---------- Records for this exercise ----------

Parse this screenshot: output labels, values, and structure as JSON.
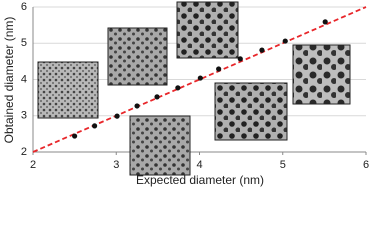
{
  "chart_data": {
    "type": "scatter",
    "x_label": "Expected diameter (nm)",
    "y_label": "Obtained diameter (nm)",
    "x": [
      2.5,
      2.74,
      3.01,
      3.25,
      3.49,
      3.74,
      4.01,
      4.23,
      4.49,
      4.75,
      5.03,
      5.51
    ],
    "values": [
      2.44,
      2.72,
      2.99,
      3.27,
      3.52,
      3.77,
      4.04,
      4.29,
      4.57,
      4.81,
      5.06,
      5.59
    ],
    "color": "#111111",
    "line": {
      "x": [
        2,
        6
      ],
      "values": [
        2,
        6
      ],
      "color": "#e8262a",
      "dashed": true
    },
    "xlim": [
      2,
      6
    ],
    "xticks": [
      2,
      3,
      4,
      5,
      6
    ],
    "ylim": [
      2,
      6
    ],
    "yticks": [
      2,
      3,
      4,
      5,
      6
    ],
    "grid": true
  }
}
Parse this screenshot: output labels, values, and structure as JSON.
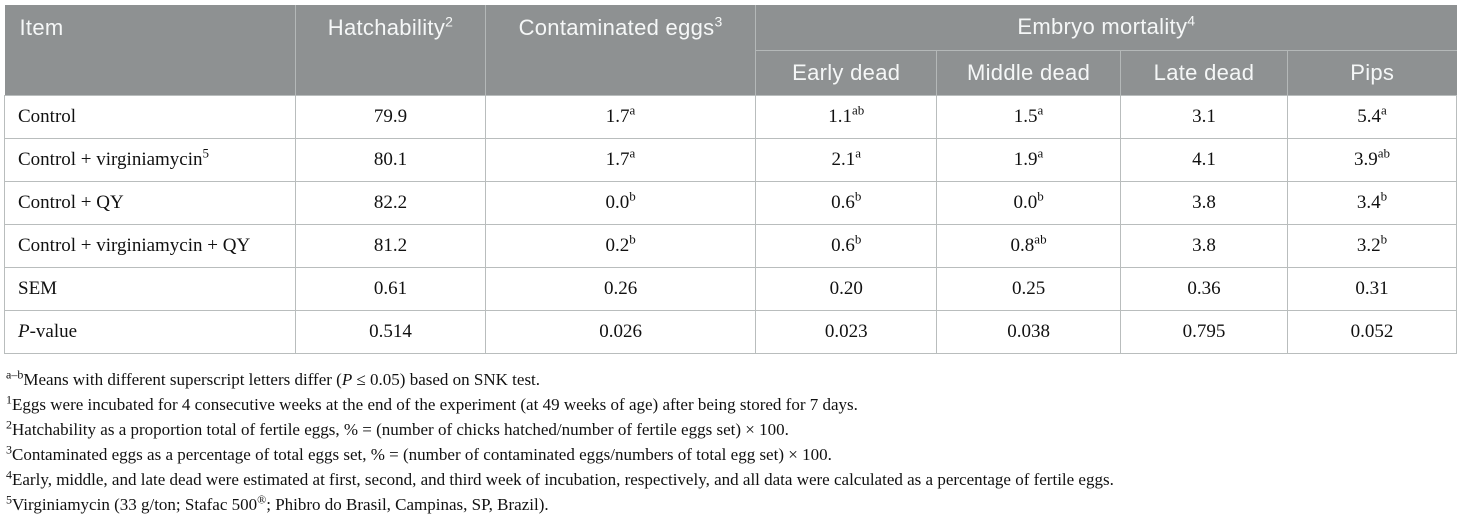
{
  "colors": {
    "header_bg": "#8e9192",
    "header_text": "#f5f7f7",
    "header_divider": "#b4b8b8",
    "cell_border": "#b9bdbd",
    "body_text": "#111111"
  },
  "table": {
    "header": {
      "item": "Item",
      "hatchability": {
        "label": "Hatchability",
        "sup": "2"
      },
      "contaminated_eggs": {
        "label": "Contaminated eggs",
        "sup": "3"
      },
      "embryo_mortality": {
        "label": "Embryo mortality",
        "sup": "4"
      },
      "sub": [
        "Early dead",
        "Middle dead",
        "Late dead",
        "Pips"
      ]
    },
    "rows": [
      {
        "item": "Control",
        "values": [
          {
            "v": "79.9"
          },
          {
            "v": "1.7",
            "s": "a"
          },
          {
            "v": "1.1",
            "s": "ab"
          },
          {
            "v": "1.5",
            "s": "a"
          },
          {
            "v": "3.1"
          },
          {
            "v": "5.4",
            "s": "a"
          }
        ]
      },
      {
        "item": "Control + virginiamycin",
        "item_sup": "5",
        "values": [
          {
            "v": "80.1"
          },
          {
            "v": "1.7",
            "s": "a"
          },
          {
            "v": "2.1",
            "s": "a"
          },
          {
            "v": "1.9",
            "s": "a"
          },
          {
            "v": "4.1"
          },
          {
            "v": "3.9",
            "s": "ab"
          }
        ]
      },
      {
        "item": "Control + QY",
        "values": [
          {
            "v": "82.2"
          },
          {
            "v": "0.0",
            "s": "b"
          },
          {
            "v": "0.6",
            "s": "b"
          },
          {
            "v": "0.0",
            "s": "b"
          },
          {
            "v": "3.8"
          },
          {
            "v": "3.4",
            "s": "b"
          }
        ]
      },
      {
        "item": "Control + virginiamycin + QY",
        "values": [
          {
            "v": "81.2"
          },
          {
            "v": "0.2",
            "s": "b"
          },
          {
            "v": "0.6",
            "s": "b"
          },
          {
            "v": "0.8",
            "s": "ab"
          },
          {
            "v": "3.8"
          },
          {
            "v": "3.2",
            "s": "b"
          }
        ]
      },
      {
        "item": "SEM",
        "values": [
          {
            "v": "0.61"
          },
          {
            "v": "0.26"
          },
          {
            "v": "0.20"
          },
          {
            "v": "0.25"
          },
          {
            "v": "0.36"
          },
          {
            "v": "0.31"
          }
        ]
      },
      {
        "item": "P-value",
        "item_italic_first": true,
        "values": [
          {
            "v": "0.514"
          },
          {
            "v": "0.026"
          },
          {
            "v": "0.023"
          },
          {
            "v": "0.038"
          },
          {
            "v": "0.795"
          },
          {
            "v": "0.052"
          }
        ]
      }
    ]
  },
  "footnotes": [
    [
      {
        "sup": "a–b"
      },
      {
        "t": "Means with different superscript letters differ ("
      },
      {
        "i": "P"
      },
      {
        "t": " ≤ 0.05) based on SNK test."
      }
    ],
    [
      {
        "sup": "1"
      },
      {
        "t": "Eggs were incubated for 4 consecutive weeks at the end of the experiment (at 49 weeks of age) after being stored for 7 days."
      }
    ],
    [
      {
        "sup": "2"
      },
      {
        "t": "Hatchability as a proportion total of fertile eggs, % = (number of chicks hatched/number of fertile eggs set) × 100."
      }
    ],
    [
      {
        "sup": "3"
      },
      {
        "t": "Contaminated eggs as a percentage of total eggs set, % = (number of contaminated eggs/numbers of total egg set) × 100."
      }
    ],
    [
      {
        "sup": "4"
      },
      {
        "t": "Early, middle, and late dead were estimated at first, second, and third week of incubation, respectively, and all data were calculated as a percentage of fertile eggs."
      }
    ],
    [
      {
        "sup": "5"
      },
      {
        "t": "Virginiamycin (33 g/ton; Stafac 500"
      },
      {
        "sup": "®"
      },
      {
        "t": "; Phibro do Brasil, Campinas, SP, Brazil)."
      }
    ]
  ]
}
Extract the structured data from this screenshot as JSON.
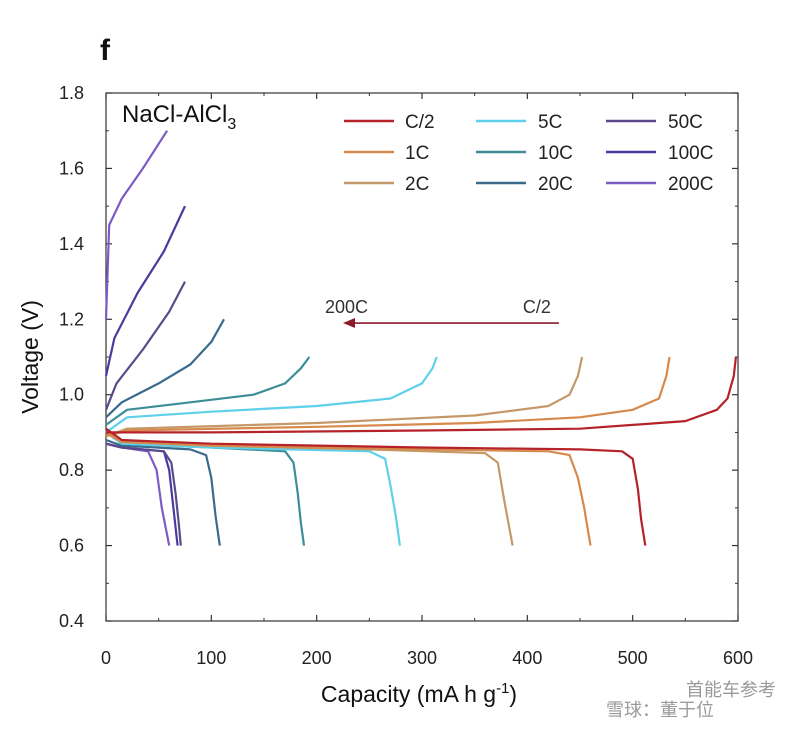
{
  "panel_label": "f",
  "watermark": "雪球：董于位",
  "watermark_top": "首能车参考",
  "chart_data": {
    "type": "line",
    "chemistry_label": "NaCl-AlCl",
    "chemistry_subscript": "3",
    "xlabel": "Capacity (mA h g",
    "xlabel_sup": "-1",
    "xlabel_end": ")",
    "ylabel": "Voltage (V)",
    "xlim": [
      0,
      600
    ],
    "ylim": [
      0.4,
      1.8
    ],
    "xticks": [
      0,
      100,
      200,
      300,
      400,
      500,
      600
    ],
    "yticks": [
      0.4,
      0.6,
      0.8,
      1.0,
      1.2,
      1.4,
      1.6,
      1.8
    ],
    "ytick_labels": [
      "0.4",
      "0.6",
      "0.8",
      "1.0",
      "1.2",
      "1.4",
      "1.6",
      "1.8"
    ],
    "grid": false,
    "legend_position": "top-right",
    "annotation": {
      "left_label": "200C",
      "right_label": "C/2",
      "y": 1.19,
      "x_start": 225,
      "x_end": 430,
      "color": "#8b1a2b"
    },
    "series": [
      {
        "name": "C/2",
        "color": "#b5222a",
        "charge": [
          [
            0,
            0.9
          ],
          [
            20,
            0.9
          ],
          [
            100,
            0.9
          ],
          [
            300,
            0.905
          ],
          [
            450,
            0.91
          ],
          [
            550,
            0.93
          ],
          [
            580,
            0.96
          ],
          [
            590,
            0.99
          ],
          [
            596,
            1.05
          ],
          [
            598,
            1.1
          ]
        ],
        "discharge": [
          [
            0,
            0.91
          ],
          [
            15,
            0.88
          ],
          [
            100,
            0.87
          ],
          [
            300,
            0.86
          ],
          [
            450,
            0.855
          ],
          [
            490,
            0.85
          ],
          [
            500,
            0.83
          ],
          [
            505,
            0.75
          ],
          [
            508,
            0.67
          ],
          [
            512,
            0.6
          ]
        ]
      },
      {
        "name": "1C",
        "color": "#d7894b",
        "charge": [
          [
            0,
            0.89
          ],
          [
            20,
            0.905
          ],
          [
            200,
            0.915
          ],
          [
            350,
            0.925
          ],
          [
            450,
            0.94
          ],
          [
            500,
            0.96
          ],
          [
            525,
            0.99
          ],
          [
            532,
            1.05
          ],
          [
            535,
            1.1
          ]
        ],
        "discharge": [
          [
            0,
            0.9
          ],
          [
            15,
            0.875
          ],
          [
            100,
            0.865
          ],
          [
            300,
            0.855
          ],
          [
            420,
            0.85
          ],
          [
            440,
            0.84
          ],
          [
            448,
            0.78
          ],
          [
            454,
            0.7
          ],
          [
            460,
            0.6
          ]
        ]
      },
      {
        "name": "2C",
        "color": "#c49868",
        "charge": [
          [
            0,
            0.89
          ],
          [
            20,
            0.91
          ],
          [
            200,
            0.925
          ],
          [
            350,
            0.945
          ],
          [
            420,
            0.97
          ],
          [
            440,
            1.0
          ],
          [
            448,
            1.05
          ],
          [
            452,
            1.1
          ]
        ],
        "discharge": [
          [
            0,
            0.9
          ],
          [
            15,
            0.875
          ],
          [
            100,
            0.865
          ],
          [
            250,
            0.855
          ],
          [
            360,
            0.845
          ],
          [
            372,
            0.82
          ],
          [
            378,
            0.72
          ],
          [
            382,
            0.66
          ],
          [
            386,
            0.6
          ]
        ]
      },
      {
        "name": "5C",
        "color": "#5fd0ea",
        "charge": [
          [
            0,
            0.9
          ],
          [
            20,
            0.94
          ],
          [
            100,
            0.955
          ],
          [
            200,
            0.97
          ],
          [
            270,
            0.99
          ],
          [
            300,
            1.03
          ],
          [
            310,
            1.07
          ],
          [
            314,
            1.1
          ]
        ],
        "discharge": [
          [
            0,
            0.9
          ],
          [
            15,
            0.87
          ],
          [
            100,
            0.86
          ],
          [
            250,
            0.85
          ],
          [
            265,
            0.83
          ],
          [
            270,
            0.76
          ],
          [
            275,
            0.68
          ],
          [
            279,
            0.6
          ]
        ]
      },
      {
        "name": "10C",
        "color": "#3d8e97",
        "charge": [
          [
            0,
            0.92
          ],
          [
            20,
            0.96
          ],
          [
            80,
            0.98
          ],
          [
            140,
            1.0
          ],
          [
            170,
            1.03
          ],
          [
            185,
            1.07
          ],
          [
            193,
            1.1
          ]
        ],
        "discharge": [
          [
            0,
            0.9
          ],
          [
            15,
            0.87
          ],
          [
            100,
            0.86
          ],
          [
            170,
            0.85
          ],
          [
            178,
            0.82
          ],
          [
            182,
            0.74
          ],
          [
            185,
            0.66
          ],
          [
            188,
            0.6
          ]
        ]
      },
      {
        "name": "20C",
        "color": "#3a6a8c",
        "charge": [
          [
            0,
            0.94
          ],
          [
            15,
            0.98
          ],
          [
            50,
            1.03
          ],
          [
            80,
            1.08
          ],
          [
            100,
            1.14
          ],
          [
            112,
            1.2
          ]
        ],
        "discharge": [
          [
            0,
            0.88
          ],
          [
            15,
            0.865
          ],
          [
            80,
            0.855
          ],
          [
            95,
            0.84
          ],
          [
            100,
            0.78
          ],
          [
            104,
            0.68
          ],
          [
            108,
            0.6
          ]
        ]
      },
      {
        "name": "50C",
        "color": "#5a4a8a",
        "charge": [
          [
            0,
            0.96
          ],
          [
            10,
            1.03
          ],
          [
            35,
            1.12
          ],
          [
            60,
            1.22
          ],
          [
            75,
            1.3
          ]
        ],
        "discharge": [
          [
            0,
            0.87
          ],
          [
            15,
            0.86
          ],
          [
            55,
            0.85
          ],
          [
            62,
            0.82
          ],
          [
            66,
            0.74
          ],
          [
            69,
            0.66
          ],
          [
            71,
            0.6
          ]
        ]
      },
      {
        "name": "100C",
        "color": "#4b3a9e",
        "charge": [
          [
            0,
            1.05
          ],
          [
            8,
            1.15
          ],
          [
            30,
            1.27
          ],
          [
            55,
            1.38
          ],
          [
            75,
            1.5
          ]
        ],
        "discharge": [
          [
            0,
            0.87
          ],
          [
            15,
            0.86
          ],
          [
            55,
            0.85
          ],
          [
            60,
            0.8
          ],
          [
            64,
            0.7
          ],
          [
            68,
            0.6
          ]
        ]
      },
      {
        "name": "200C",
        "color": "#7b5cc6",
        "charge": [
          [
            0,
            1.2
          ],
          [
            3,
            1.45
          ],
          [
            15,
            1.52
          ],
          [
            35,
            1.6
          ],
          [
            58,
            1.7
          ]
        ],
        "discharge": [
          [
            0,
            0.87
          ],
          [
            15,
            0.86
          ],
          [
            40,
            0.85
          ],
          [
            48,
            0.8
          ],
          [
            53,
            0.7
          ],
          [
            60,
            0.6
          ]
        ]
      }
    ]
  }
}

----------

*Given task:*
Check every line of the listing for the string "dead" and report how many lines have it, as a number alone.

*Response to this exercise:*
4